GOAL OF THE EXERCISE » What follows is a listing. Return every line of it exactly.

++++++++

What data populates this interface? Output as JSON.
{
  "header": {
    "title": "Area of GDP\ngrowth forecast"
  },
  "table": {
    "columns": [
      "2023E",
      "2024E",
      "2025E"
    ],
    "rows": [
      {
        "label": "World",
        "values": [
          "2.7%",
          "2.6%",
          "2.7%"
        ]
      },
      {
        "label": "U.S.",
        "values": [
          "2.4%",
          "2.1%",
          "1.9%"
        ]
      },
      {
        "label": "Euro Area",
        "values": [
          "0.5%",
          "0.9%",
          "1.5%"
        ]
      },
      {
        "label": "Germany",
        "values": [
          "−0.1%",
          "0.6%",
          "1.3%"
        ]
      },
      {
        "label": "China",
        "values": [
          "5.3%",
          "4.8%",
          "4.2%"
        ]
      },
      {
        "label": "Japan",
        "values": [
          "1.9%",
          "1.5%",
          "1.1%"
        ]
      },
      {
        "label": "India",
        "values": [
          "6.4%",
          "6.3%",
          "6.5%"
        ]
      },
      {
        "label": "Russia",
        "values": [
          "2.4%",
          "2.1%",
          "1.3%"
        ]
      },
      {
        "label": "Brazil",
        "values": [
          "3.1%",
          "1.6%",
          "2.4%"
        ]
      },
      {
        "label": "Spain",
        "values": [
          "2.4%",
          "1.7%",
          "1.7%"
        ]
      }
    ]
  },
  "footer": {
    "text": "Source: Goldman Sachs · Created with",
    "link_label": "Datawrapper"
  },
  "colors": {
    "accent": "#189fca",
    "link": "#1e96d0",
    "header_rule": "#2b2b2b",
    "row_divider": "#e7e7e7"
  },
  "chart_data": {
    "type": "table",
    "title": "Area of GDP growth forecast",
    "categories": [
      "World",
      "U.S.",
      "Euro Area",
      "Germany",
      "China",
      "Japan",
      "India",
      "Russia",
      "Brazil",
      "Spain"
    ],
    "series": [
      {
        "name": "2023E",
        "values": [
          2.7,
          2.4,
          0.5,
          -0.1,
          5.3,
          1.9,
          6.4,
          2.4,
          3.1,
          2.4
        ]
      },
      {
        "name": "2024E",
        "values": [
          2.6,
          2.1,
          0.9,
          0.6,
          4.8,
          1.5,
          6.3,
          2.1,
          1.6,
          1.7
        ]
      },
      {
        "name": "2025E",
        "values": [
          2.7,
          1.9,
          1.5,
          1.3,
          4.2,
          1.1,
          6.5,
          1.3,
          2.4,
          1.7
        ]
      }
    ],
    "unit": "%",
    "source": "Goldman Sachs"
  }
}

++++++++

FINISHED ANSWER »
What data populates this interface? Output as JSON.
{
  "header": {
    "title": "Area of GDP\ngrowth forecast"
  },
  "table": {
    "columns": [
      "2023E",
      "2024E",
      "2025E"
    ],
    "rows": [
      {
        "label": "World",
        "values": [
          "2.7%",
          "2.6%",
          "2.7%"
        ]
      },
      {
        "label": "U.S.",
        "values": [
          "2.4%",
          "2.1%",
          "1.9%"
        ]
      },
      {
        "label": "Euro Area",
        "values": [
          "0.5%",
          "0.9%",
          "1.5%"
        ]
      },
      {
        "label": "Germany",
        "values": [
          "−0.1%",
          "0.6%",
          "1.3%"
        ]
      },
      {
        "label": "China",
        "values": [
          "5.3%",
          "4.8%",
          "4.2%"
        ]
      },
      {
        "label": "Japan",
        "values": [
          "1.9%",
          "1.5%",
          "1.1%"
        ]
      },
      {
        "label": "India",
        "values": [
          "6.4%",
          "6.3%",
          "6.5%"
        ]
      },
      {
        "label": "Russia",
        "values": [
          "2.4%",
          "2.1%",
          "1.3%"
        ]
      },
      {
        "label": "Brazil",
        "values": [
          "3.1%",
          "1.6%",
          "2.4%"
        ]
      },
      {
        "label": "Spain",
        "values": [
          "2.4%",
          "1.7%",
          "1.7%"
        ]
      }
    ]
  },
  "footer": {
    "text": "Source: Goldman Sachs · Created with",
    "link_label": "Datawrapper"
  },
  "colors": {
    "accent": "#189fca",
    "link": "#1e96d0",
    "header_rule": "#2b2b2b",
    "row_divider": "#e7e7e7"
  },
  "chart_data": {
    "type": "table",
    "title": "Area of GDP growth forecast",
    "categories": [
      "World",
      "U.S.",
      "Euro Area",
      "Germany",
      "China",
      "Japan",
      "India",
      "Russia",
      "Brazil",
      "Spain"
    ],
    "series": [
      {
        "name": "2023E",
        "values": [
          2.7,
          2.4,
          0.5,
          -0.1,
          5.3,
          1.9,
          6.4,
          2.4,
          3.1,
          2.4
        ]
      },
      {
        "name": "2024E",
        "values": [
          2.6,
          2.1,
          0.9,
          0.6,
          4.8,
          1.5,
          6.3,
          2.1,
          1.6,
          1.7
        ]
      },
      {
        "name": "2025E",
        "values": [
          2.7,
          1.9,
          1.5,
          1.3,
          4.2,
          1.1,
          6.5,
          1.3,
          2.4,
          1.7
        ]
      }
    ],
    "unit": "%",
    "source": "Goldman Sachs"
  }
}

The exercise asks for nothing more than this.